Request 1 - In the records, switch "reply-item" to "comment-item" in the lines from the one with "timestamp[interactable]: 59 min: [188, 131, 232, 147]" to the one with "retweet-icon: [185, 396, 197, 410]", and give only those lines back with everything else unchanged.

Reading text -
-------------------------
3 weeks ago, grief was unchartered water to me. My toes had never touched her volatile, always changing currents. Now, my body is fully immersed in her angry territory. Most of the time she bears down on my chest just enough to convince me I am drowning. Sometimes she lets up enough to let me see the the light. The smell of a baby, the finding of a binkie, hearing my baby girl shriek baybee!, baybee! brings another tsunami I do not feel I can withstand. She will not own me forever. I know God will not leave me in her unpredictable hands for eternity. I am His. His purpose for my life is not to worship the loss of my child. But I will grieve and mourn unapologetically. I will cry at random. I will be sad when I should be happy and be happy at times where perhaps you think I should be sad. This will be an ongoing battle, (some call it a dance), between an angry ocean we call grief and a girl whose hope is in her Savior.
-------------------------
Given data -

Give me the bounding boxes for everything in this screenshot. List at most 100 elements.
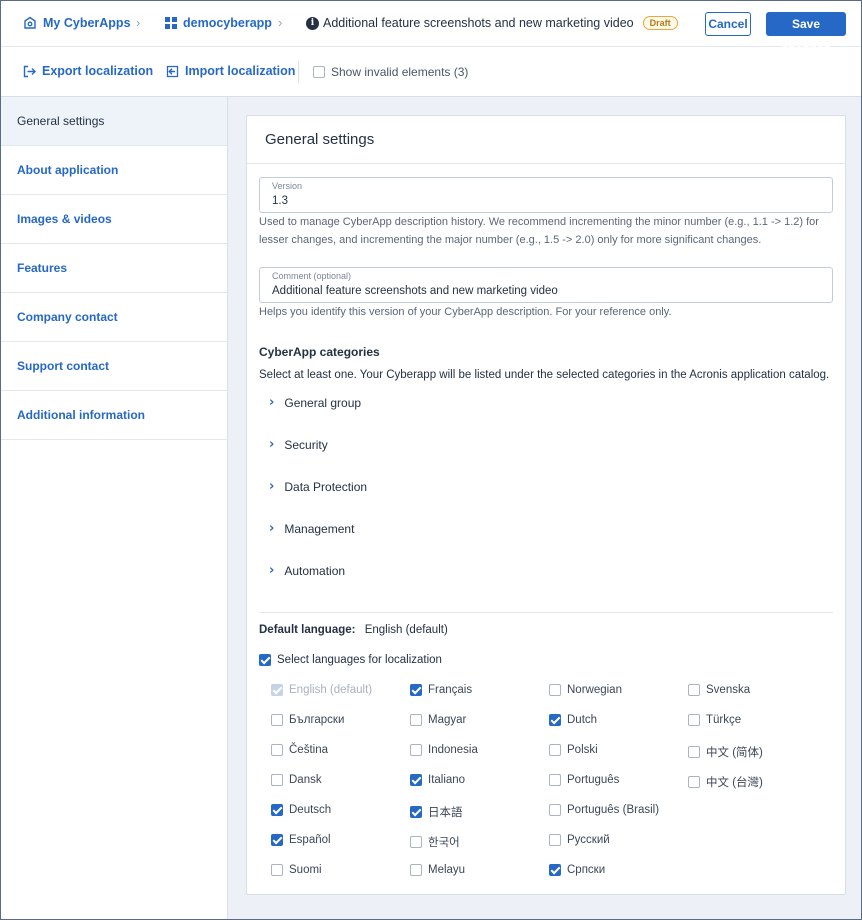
sidebar: General settings About application Image…: [1, 97, 228, 919]
cancel-button[interactable]: Cancel: [705, 12, 751, 36]
language-option-hungarian[interactable]: Magyar: [410, 714, 466, 726]
language-checkbox[interactable]: [410, 806, 422, 818]
language-checkbox[interactable]: [271, 714, 283, 726]
category-general-group[interactable]: › General group: [269, 395, 361, 410]
sidebar-item-company-contact[interactable]: Company contact: [1, 293, 227, 342]
language-option-dutch[interactable]: Dutch: [549, 714, 597, 726]
toolbar-divider: [298, 61, 299, 83]
import-localization-button[interactable]: Import localization: [166, 64, 295, 78]
language-option-italian[interactable]: Italiano: [410, 774, 465, 786]
grid-icon: [165, 17, 177, 29]
language-label: Melayu: [428, 864, 466, 876]
show-invalid-elements-toggle[interactable]: Show invalid elements (3): [313, 65, 468, 79]
language-option-czech[interactable]: Čeština: [271, 744, 328, 756]
language-checkbox[interactable]: [410, 684, 422, 696]
save-changes-button[interactable]: Save changes: [766, 12, 846, 55]
language-option-portuguese[interactable]: Português: [549, 774, 619, 786]
breadcrumb-my-cyberapps-label: My CyberApps: [43, 16, 131, 30]
language-label: Русский: [567, 834, 610, 846]
language-checkbox[interactable]: [271, 744, 283, 756]
language-checkbox[interactable]: [271, 834, 283, 846]
language-option-polish[interactable]: Polski: [549, 744, 598, 756]
language-checkbox[interactable]: [271, 864, 283, 876]
sidebar-item-additional-information[interactable]: Additional information: [1, 391, 227, 440]
toolbar: Export localization Import localization …: [1, 47, 861, 97]
language-option-korean[interactable]: 한국어: [410, 834, 460, 850]
comment-field[interactable]: Comment (optional) Additional feature sc…: [259, 267, 833, 303]
show-invalid-checkbox[interactable]: [313, 66, 325, 78]
sidebar-item-features[interactable]: Features: [1, 244, 227, 293]
version-field[interactable]: Version 1.3: [259, 177, 833, 213]
language-option-portuguese-brazil[interactable]: Português (Brasil): [549, 804, 659, 816]
language-option-chinese-simplified[interactable]: 中文 (简体): [688, 744, 763, 760]
language-label: Български: [289, 714, 345, 726]
language-option-malay[interactable]: Melayu: [410, 864, 465, 876]
category-management[interactable]: › Management: [269, 521, 354, 536]
language-option-russian[interactable]: Русский: [549, 834, 610, 846]
language-option-swedish[interactable]: Svenska: [688, 684, 750, 696]
language-option-english: English (default): [271, 684, 372, 696]
language-option-bulgarian[interactable]: Български: [271, 714, 344, 726]
categories-description: Select at least one. Your Cyberapp will …: [259, 369, 830, 381]
language-label: Türkçe: [706, 714, 742, 726]
select-languages-checkbox[interactable]: [259, 654, 271, 666]
category-label: Automation: [284, 563, 346, 578]
language-checkbox[interactable]: [410, 864, 422, 876]
select-languages-label: Select languages for localization: [277, 654, 442, 666]
sidebar-item-images-videos[interactable]: Images & videos: [1, 195, 227, 244]
language-checkbox[interactable]: [549, 774, 561, 786]
language-option-chinese-traditional[interactable]: 中文 (台灣): [688, 774, 763, 790]
apps-icon: [24, 16, 36, 29]
language-option-indonesian[interactable]: Indonesia: [410, 744, 478, 756]
export-localization-button[interactable]: Export localization: [23, 64, 153, 78]
language-option-japanese[interactable]: 日本語: [410, 804, 463, 820]
breadcrumb-my-cyberapps[interactable]: My CyberApps: [23, 16, 131, 30]
language-label: 日本語: [428, 807, 463, 819]
info-icon: i: [306, 16, 319, 30]
language-checkbox[interactable]: [410, 774, 422, 786]
sidebar-item-general-settings[interactable]: General settings: [1, 97, 227, 146]
language-checkbox[interactable]: [688, 776, 700, 788]
language-label: Português (Brasil): [567, 804, 660, 816]
language-checkbox[interactable]: [549, 684, 561, 696]
language-checkbox[interactable]: [410, 836, 422, 848]
page-title: General settings: [247, 116, 845, 164]
category-label: Management: [284, 521, 355, 536]
chevron-right-icon: ›: [269, 479, 275, 494]
language-label: English (default): [289, 684, 373, 696]
breadcrumb-separator: ›: [136, 15, 141, 30]
breadcrumb-democyberapp[interactable]: democyberapp: [164, 16, 272, 30]
language-checkbox[interactable]: [271, 804, 283, 816]
language-checkbox[interactable]: [410, 744, 422, 756]
language-option-danish[interactable]: Dansk: [271, 774, 322, 786]
language-checkbox[interactable]: [688, 746, 700, 758]
language-checkbox[interactable]: [688, 684, 700, 696]
language-checkbox[interactable]: [271, 774, 283, 786]
language-checkbox[interactable]: [688, 714, 700, 726]
chevron-right-icon: ›: [269, 521, 275, 536]
language-checkbox[interactable]: [410, 714, 422, 726]
language-checkbox[interactable]: [549, 744, 561, 756]
language-option-serbian[interactable]: Српски: [549, 864, 605, 876]
language-checkbox[interactable]: [549, 804, 561, 816]
language-option-spanish[interactable]: Español: [271, 834, 331, 846]
language-label: Español: [289, 834, 331, 846]
language-checkbox[interactable]: [549, 714, 561, 726]
language-label: 한국어: [428, 837, 460, 849]
language-checkbox[interactable]: [549, 864, 561, 876]
sidebar-item-support-contact[interactable]: Support contact: [1, 342, 227, 391]
category-automation[interactable]: › Automation: [269, 563, 345, 578]
sidebar-item-about-application[interactable]: About application: [1, 146, 227, 195]
language-checkbox[interactable]: [549, 834, 561, 846]
language-checkbox: [271, 684, 283, 696]
language-option-finnish[interactable]: Suomi: [271, 864, 322, 876]
breadcrumb-separator: ›: [278, 15, 283, 30]
category-security[interactable]: › Security: [269, 437, 328, 452]
category-data-protection[interactable]: › Data Protection: [269, 479, 367, 494]
language-option-french[interactable]: Français: [410, 684, 472, 696]
default-language-value: English (default): [364, 624, 448, 636]
select-languages-toggle[interactable]: Select languages for localization: [259, 654, 442, 666]
language-option-turkish[interactable]: Türkçe: [688, 714, 741, 726]
language-option-norwegian[interactable]: Norwegian: [549, 684, 622, 696]
language-option-german[interactable]: Deutsch: [271, 804, 331, 816]
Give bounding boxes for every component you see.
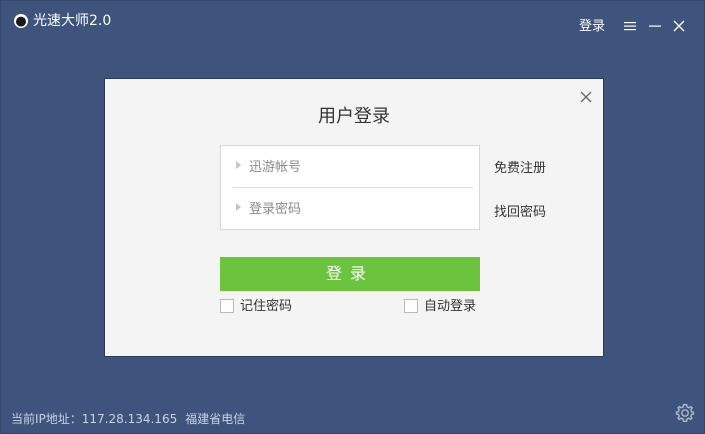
password-input[interactable] [247,196,471,222]
recover-password-link[interactable]: 找回密码 [494,205,546,221]
credentials-box [220,145,480,230]
top-login-button[interactable]: 登录 [579,19,605,35]
hamburger-menu-icon[interactable] [623,19,637,33]
app-window: 光速大师2.0 登录 用户登录 免费注册 找回密 [0,0,705,434]
checkbox-box[interactable] [220,299,234,313]
close-icon[interactable] [672,19,686,33]
ip-label: 当前IP地址： [11,412,82,426]
orb-logo-icon [14,14,28,28]
gear-icon[interactable] [674,402,696,424]
username-field-row [221,146,479,186]
login-dialog: 用户登录 免费注册 找回密码 登录 记住密码 自动登录 [104,78,604,357]
login-button[interactable]: 登录 [220,257,480,291]
isp-name: 福建省电信 [185,412,246,426]
ip-status: 当前IP地址：117.28.134.165 福建省电信 [11,412,249,426]
ip-address: 117.28.134.165 [81,412,178,426]
username-input[interactable] [247,154,471,180]
password-field-row [221,188,479,228]
caret-right-icon [236,161,241,169]
dialog-close-icon[interactable] [580,91,592,103]
minimize-icon[interactable] [648,19,662,33]
dialog-title: 用户登录 [318,106,390,127]
remember-password-label: 记住密码 [240,299,293,314]
checkbox-box[interactable] [404,299,418,313]
register-link[interactable]: 免费注册 [494,161,546,177]
caret-right-icon [236,203,241,211]
auto-login-label: 自动登录 [424,299,477,314]
app-title: 光速大师2.0 [33,13,112,29]
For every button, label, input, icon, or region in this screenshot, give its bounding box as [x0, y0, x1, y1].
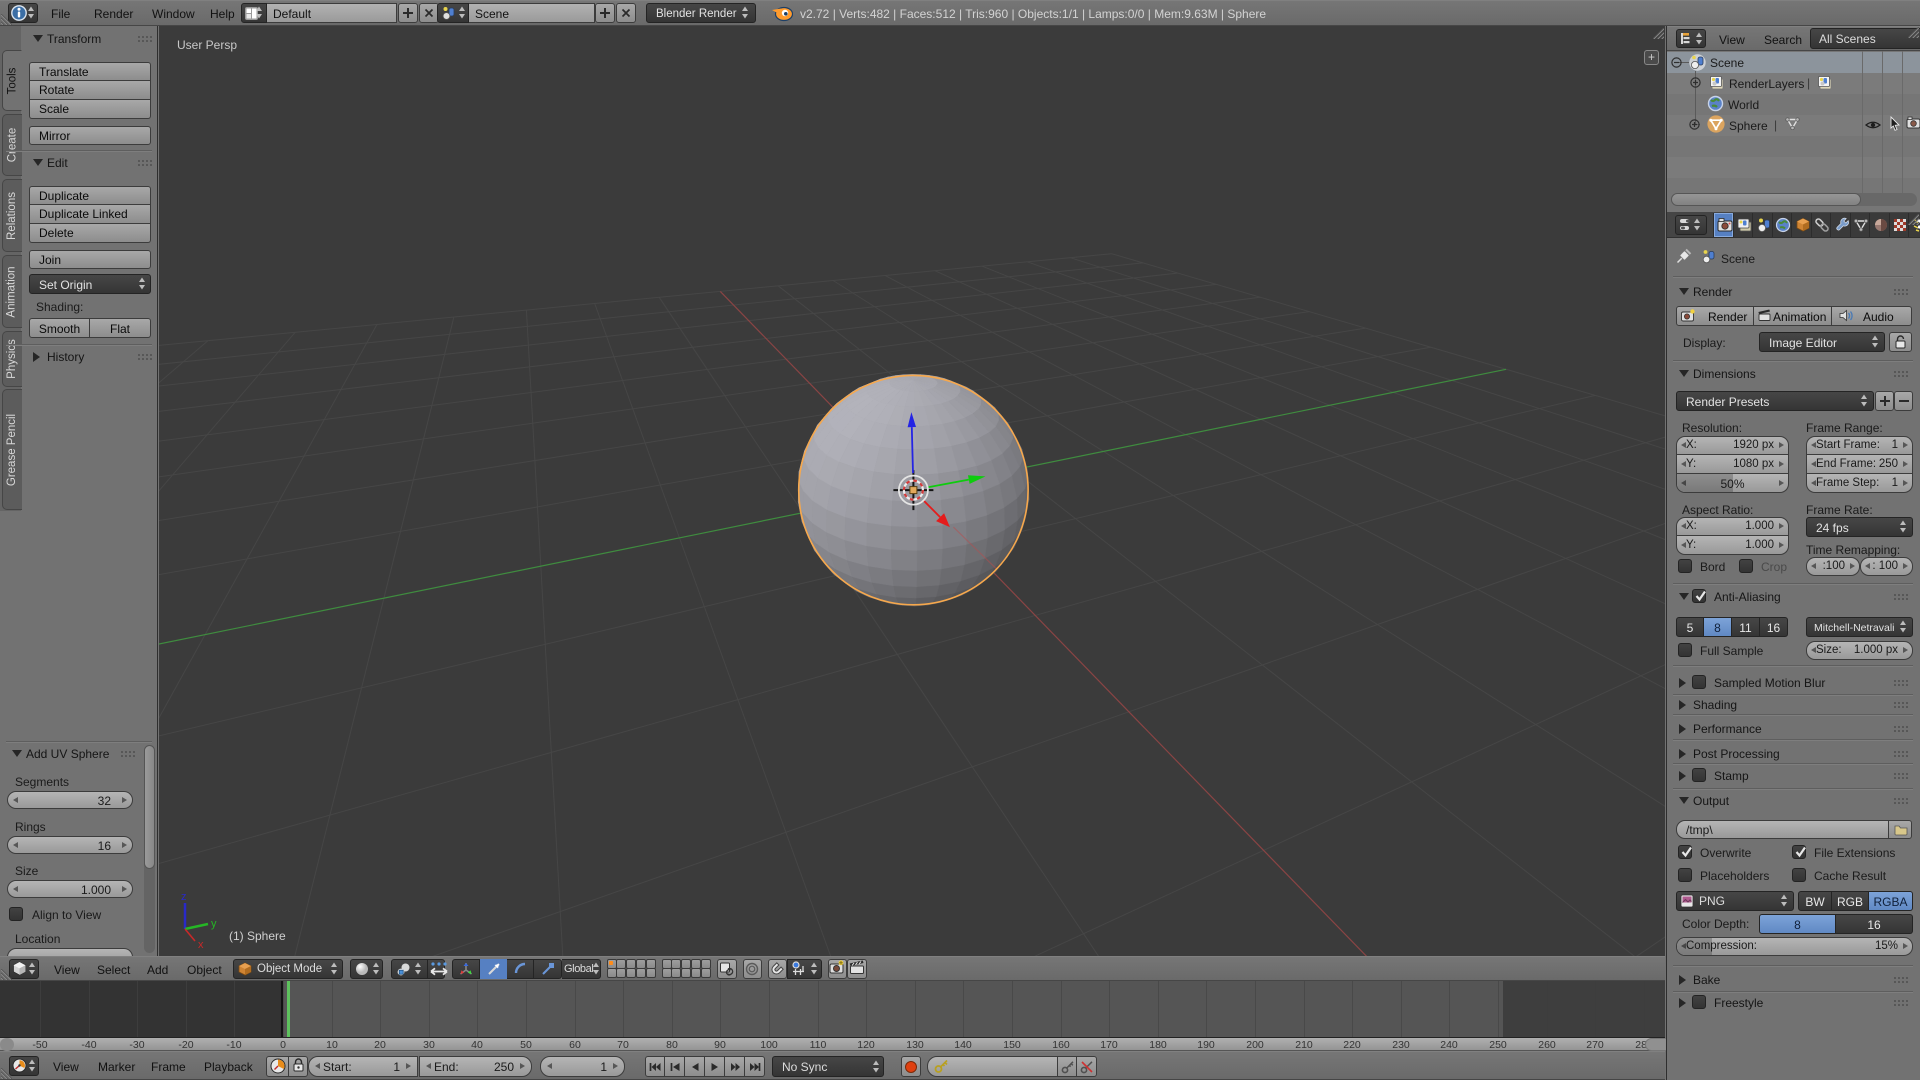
svg-text:z: z — [181, 891, 187, 903]
svg-text:x: x — [198, 939, 204, 951]
svg-text:y: y — [211, 918, 217, 930]
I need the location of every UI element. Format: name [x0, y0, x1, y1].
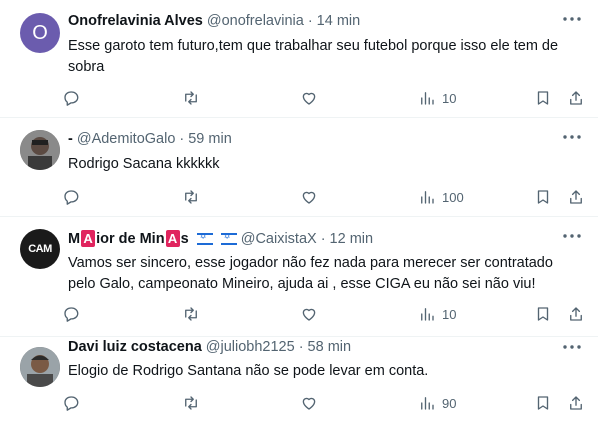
timestamp[interactable]: 59 min: [188, 131, 232, 147]
retweet-button[interactable]: [182, 303, 200, 325]
avatar-photo-icon: [20, 130, 60, 170]
reply-text: Esse garoto tem futuro,tem que trabalhar…: [68, 38, 559, 75]
israel-flag-icon: [220, 232, 237, 246]
author-handle[interactable]: @juliobh2125: [206, 339, 295, 355]
share-button[interactable]: [567, 303, 585, 325]
reply-item[interactable]: - @AdemitoGalo · 59 min Rodrigo Sacana k…: [0, 118, 598, 217]
reply-button[interactable]: [62, 87, 80, 109]
views-icon: [421, 397, 434, 410]
more-icon[interactable]: [560, 127, 584, 147]
avatar[interactable]: [20, 347, 60, 387]
views-button[interactable]: 10: [418, 87, 456, 109]
reply-item[interactable]: CAM MAior de MinAs @CaixistaX · 12 min V…: [0, 217, 598, 337]
author-handle[interactable]: @AdemitoGalo: [77, 131, 176, 147]
separator: ·: [298, 339, 304, 355]
views-button[interactable]: 100: [418, 186, 464, 208]
reply-item[interactable]: Davi luiz costacena @juliobh2125 · 58 mi…: [0, 337, 598, 433]
bookmark-button[interactable]: [534, 87, 552, 109]
reply-text: Elogio de Rodrigo Santana não se pode le…: [68, 363, 429, 379]
retweet-icon: [185, 396, 197, 410]
reply-button[interactable]: [62, 303, 80, 325]
like-button[interactable]: [300, 303, 318, 325]
views-count: 10: [442, 306, 457, 322]
share-icon: [570, 307, 582, 321]
share-icon: [570, 91, 582, 105]
israel-flag-icon: [196, 232, 213, 246]
share-button[interactable]: [567, 186, 585, 208]
heart-icon: [302, 397, 316, 410]
bookmark-button[interactable]: [534, 186, 552, 208]
heart-icon: [302, 191, 316, 204]
action-bar: 10: [62, 303, 590, 325]
avatar[interactable]: O: [20, 13, 60, 53]
reply-button[interactable]: [62, 392, 80, 414]
author-name[interactable]: Onofrelavinia Alves: [68, 13, 203, 29]
reply-header: MAior de MinAs @CaixistaX · 12 min: [68, 230, 373, 247]
action-bar: 10: [62, 87, 590, 109]
bookmark-icon: [537, 190, 549, 204]
author-name[interactable]: M Aior de Min As: [68, 230, 237, 247]
heart-icon: [302, 308, 316, 321]
bookmark-icon: [537, 307, 549, 321]
author-handle[interactable]: @onofrelavinia: [207, 13, 304, 29]
reply-header: Davi luiz costacena @juliobh2125 · 58 mi…: [68, 339, 351, 355]
bookmark-button[interactable]: [534, 303, 552, 325]
heart-icon: [302, 92, 316, 105]
retweet-icon: [185, 307, 197, 321]
views-button[interactable]: 90: [418, 392, 456, 414]
avatar[interactable]: [20, 130, 60, 170]
timestamp[interactable]: 14 min: [317, 13, 361, 29]
reply-text: Rodrigo Sacana kkkkkk: [68, 156, 220, 172]
bookmark-button[interactable]: [534, 392, 552, 414]
like-button[interactable]: [300, 87, 318, 109]
views-icon: [421, 308, 434, 321]
reply-button[interactable]: [62, 186, 80, 208]
retweet-button[interactable]: [182, 186, 200, 208]
reply-icon: [64, 190, 79, 205]
share-icon: [570, 396, 582, 410]
views-count: 90: [442, 395, 457, 411]
views-button[interactable]: 10: [418, 303, 456, 325]
reply-icon: [64, 91, 79, 106]
timestamp[interactable]: 12 min: [330, 231, 374, 247]
separator: ·: [307, 13, 313, 29]
views-icon: [421, 92, 434, 105]
action-bar: 90: [62, 392, 590, 414]
views-count: 100: [442, 189, 464, 205]
share-button[interactable]: [567, 392, 585, 414]
reply-text: Vamos ser sincero, esse jogador não fez …: [68, 255, 553, 292]
separator: ·: [320, 230, 326, 247]
more-icon[interactable]: [560, 9, 584, 29]
timestamp[interactable]: 58 min: [308, 339, 352, 355]
share-button[interactable]: [567, 87, 585, 109]
action-bar: 100: [62, 186, 590, 208]
more-icon[interactable]: [560, 337, 584, 357]
bookmark-icon: [537, 91, 549, 105]
share-icon: [570, 190, 582, 204]
reply-item[interactable]: O Onofrelavinia Alves @onofrelavinia · 1…: [0, 0, 598, 118]
reply-icon: [64, 396, 79, 411]
retweet-icon: [185, 190, 197, 204]
more-icon[interactable]: [560, 226, 584, 246]
retweet-button[interactable]: [182, 87, 200, 109]
views-icon: [421, 191, 434, 204]
like-button[interactable]: [300, 392, 318, 414]
reply-header: Onofrelavinia Alves @onofrelavinia · 14 …: [68, 13, 360, 29]
reply-header: - @AdemitoGalo · 59 min: [68, 131, 232, 147]
retweet-button[interactable]: [182, 392, 200, 414]
like-button[interactable]: [300, 186, 318, 208]
avatar-photo-icon: [20, 347, 60, 387]
views-count: 10: [442, 90, 457, 106]
reply-icon: [64, 307, 79, 322]
author-name[interactable]: Davi luiz costacena: [68, 339, 202, 355]
bookmark-icon: [537, 396, 549, 410]
separator: ·: [179, 131, 185, 147]
author-handle[interactable]: @CaixistaX: [241, 231, 317, 247]
retweet-icon: [185, 91, 197, 105]
author-name[interactable]: -: [68, 131, 73, 147]
avatar[interactable]: CAM: [20, 229, 60, 269]
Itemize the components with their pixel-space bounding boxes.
-------------------------
Request 2 -
Answer these questions from the grief passage.
(a) How long ago was grief unchartered water to the writer?
(b) What does the writer hear the baby girl shriek?
(c) What do some call the ongoing battle between grief and the writer?

Expected answer 1 -
timestamp[interactable]: 59 min: [188, 131, 232, 147]
retweet-button[interactable]: [182, 303, 200, 325]
avatar-photo-icon: [20, 130, 60, 170]
reply-text: Esse garoto tem futuro,tem que trabalhar…: [68, 38, 559, 75]
israel-flag-icon: [220, 232, 237, 246]
author-handle[interactable]: @juliobh2125: [206, 339, 295, 355]
share-button[interactable]: [567, 303, 585, 325]
comment-item[interactable]: - @AdemitoGalo · 59 min Rodrigo Sacana k…: [0, 118, 598, 217]
reply-button[interactable]: [62, 87, 80, 109]
views-icon: [421, 397, 434, 410]
more-icon[interactable]: [560, 127, 584, 147]
avatar[interactable]: [20, 347, 60, 387]
views-button[interactable]: 10: [418, 87, 456, 109]
comment-item[interactable]: CAM MAior de MinAs @CaixistaX · 12 min V…: [0, 217, 598, 337]
author-handle[interactable]: @AdemitoGalo: [77, 131, 176, 147]
separator: ·: [298, 339, 304, 355]
views-button[interactable]: 100: [418, 186, 464, 208]
comment-item[interactable]: Davi luiz costacena @juliobh2125 · 58 mi…: [0, 337, 598, 433]
bookmark-button[interactable]: [534, 87, 552, 109]
reply-text: Elogio de Rodrigo Santana não se pode le…: [68, 363, 429, 379]
retweet-icon: [185, 396, 197, 410]

Expected answer 2 -
(a) 3 weeks ago
(b) baybee!, baybee!
(c) A dance